Do this: Write the material out again in full, word for word. Do not include the pictures.

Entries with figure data
++++++++++++++++++++

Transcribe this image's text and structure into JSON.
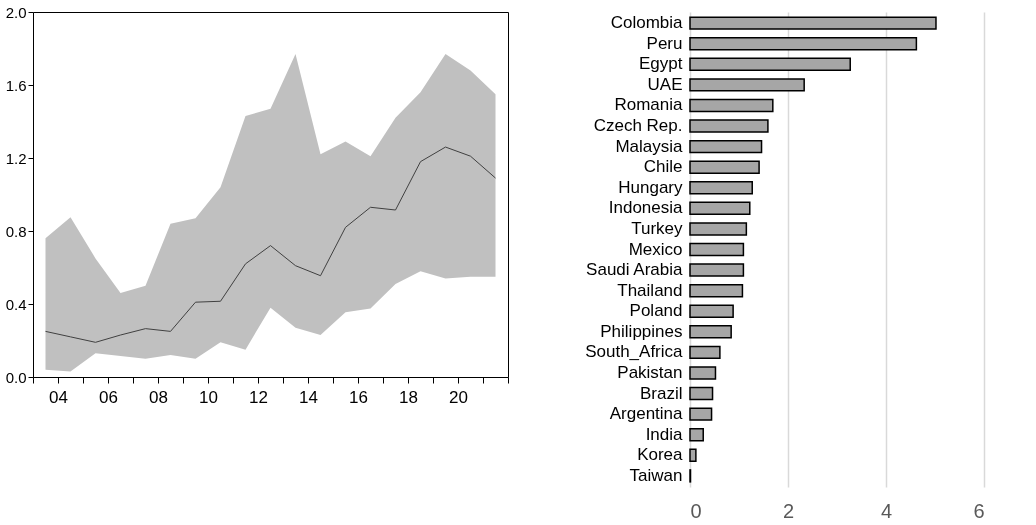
{
  "chart_data": [
    {
      "type": "line",
      "x": [
        2003.5,
        2004.5,
        2005.5,
        2006.5,
        2007.5,
        2008.5,
        2009.5,
        2010.5,
        2011.5,
        2012.5,
        2013.5,
        2014.5,
        2015.5,
        2016.5,
        2017.5,
        2018.5,
        2019.5,
        2020.5,
        2021.5
      ],
      "series": [
        {
          "color": "#404040",
          "values": [
            0.25,
            0.22,
            0.19,
            0.23,
            0.265,
            0.25,
            0.41,
            0.415,
            0.62,
            0.72,
            0.61,
            0.555,
            0.82,
            0.93,
            0.915,
            1.18,
            1.26,
            1.21,
            1.09
          ],
          "lower": [
            0.04,
            0.03,
            0.13,
            0.115,
            0.1,
            0.12,
            0.1,
            0.19,
            0.15,
            0.38,
            0.27,
            0.23,
            0.355,
            0.375,
            0.51,
            0.58,
            0.54,
            0.55,
            0.55
          ],
          "upper": [
            0.76,
            0.875,
            0.65,
            0.46,
            0.5,
            0.84,
            0.87,
            1.04,
            1.43,
            1.47,
            1.77,
            1.22,
            1.29,
            1.21,
            1.42,
            1.56,
            1.77,
            1.68,
            1.55
          ]
        }
      ],
      "xlim": [
        2003,
        2022
      ],
      "xticks": [
        {
          "value": 2003,
          "label": null
        },
        {
          "value": 2004,
          "label": "04"
        },
        {
          "value": 2005,
          "label": null
        },
        {
          "value": 2006,
          "label": "06"
        },
        {
          "value": 2007,
          "label": null
        },
        {
          "value": 2008,
          "label": "08"
        },
        {
          "value": 2009,
          "label": null
        },
        {
          "value": 2010,
          "label": "10"
        },
        {
          "value": 2011,
          "label": null
        },
        {
          "value": 2012,
          "label": "12"
        },
        {
          "value": 2013,
          "label": null
        },
        {
          "value": 2014,
          "label": "14"
        },
        {
          "value": 2015,
          "label": null
        },
        {
          "value": 2016,
          "label": "16"
        },
        {
          "value": 2017,
          "label": null
        },
        {
          "value": 2018,
          "label": "18"
        },
        {
          "value": 2019,
          "label": null
        },
        {
          "value": 2020,
          "label": "20"
        },
        {
          "value": 2021,
          "label": null
        },
        {
          "value": 2022,
          "label": null
        }
      ],
      "ylim": [
        0,
        2
      ],
      "yticks": [
        {
          "value": 0,
          "label": "0.0"
        },
        0.4,
        0.8,
        1.2,
        1.6,
        {
          "value": 2,
          "label": "2.0"
        }
      ],
      "grid": false,
      "legend": false,
      "line_style": "solid"
    },
    {
      "type": "bar",
      "orientation": "horizontal",
      "categories": [
        "Colombia",
        "Peru",
        "Egypt",
        "UAE",
        "Romania",
        "Czech Rep.",
        "Malaysia",
        "Chile",
        "Hungary",
        "Indonesia",
        "Turkey",
        "Mexico",
        "Saudi Arabia",
        "Thailand",
        "Poland",
        "Philippines",
        "South_Africa",
        "Pakistan",
        "Brazil",
        "Argentina",
        "India",
        "Korea",
        "Taiwan"
      ],
      "values": [
        5.02,
        4.62,
        3.27,
        2.33,
        1.69,
        1.59,
        1.46,
        1.41,
        1.27,
        1.22,
        1.15,
        1.09,
        1.09,
        1.07,
        0.88,
        0.84,
        0.61,
        0.52,
        0.46,
        0.44,
        0.27,
        0.12,
        0.01
      ],
      "color": "#a6a6a6",
      "xlim": [
        0,
        6
      ],
      "xticks": [
        0,
        2,
        4,
        6
      ],
      "grid": "x",
      "legend": false
    }
  ]
}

++++++++++++++++++++

Full response:
Transcribe this image's text and structure into JSON.
{
  "chart_data": [
    {
      "type": "line",
      "x": [
        2003.5,
        2004.5,
        2005.5,
        2006.5,
        2007.5,
        2008.5,
        2009.5,
        2010.5,
        2011.5,
        2012.5,
        2013.5,
        2014.5,
        2015.5,
        2016.5,
        2017.5,
        2018.5,
        2019.5,
        2020.5,
        2021.5
      ],
      "series": [
        {
          "color": "#404040",
          "values": [
            0.25,
            0.22,
            0.19,
            0.23,
            0.265,
            0.25,
            0.41,
            0.415,
            0.62,
            0.72,
            0.61,
            0.555,
            0.82,
            0.93,
            0.915,
            1.18,
            1.26,
            1.21,
            1.09
          ],
          "lower": [
            0.04,
            0.03,
            0.13,
            0.115,
            0.1,
            0.12,
            0.1,
            0.19,
            0.15,
            0.38,
            0.27,
            0.23,
            0.355,
            0.375,
            0.51,
            0.58,
            0.54,
            0.55,
            0.55
          ],
          "upper": [
            0.76,
            0.875,
            0.65,
            0.46,
            0.5,
            0.84,
            0.87,
            1.04,
            1.43,
            1.47,
            1.77,
            1.22,
            1.29,
            1.21,
            1.42,
            1.56,
            1.77,
            1.68,
            1.55
          ]
        }
      ],
      "xlim": [
        2003,
        2022
      ],
      "xticks": [
        {
          "value": 2003,
          "label": null
        },
        {
          "value": 2004,
          "label": "04"
        },
        {
          "value": 2005,
          "label": null
        },
        {
          "value": 2006,
          "label": "06"
        },
        {
          "value": 2007,
          "label": null
        },
        {
          "value": 2008,
          "label": "08"
        },
        {
          "value": 2009,
          "label": null
        },
        {
          "value": 2010,
          "label": "10"
        },
        {
          "value": 2011,
          "label": null
        },
        {
          "value": 2012,
          "label": "12"
        },
        {
          "value": 2013,
          "label": null
        },
        {
          "value": 2014,
          "label": "14"
        },
        {
          "value": 2015,
          "label": null
        },
        {
          "value": 2016,
          "label": "16"
        },
        {
          "value": 2017,
          "label": null
        },
        {
          "value": 2018,
          "label": "18"
        },
        {
          "value": 2019,
          "label": null
        },
        {
          "value": 2020,
          "label": "20"
        },
        {
          "value": 2021,
          "label": null
        },
        {
          "value": 2022,
          "label": null
        }
      ],
      "ylim": [
        0,
        2
      ],
      "yticks": [
        {
          "value": 0,
          "label": "0.0"
        },
        0.4,
        0.8,
        1.2,
        1.6,
        {
          "value": 2,
          "label": "2.0"
        }
      ],
      "grid": false,
      "legend": false,
      "line_style": "solid"
    },
    {
      "type": "bar",
      "orientation": "horizontal",
      "categories": [
        "Colombia",
        "Peru",
        "Egypt",
        "UAE",
        "Romania",
        "Czech Rep.",
        "Malaysia",
        "Chile",
        "Hungary",
        "Indonesia",
        "Turkey",
        "Mexico",
        "Saudi Arabia",
        "Thailand",
        "Poland",
        "Philippines",
        "South_Africa",
        "Pakistan",
        "Brazil",
        "Argentina",
        "India",
        "Korea",
        "Taiwan"
      ],
      "values": [
        5.02,
        4.62,
        3.27,
        2.33,
        1.69,
        1.59,
        1.46,
        1.41,
        1.27,
        1.22,
        1.15,
        1.09,
        1.09,
        1.07,
        0.88,
        0.84,
        0.61,
        0.52,
        0.46,
        0.44,
        0.27,
        0.12,
        0.01
      ],
      "color": "#a6a6a6",
      "xlim": [
        0,
        6
      ],
      "xticks": [
        0,
        2,
        4,
        6
      ],
      "grid": "x",
      "legend": false
    }
  ]
}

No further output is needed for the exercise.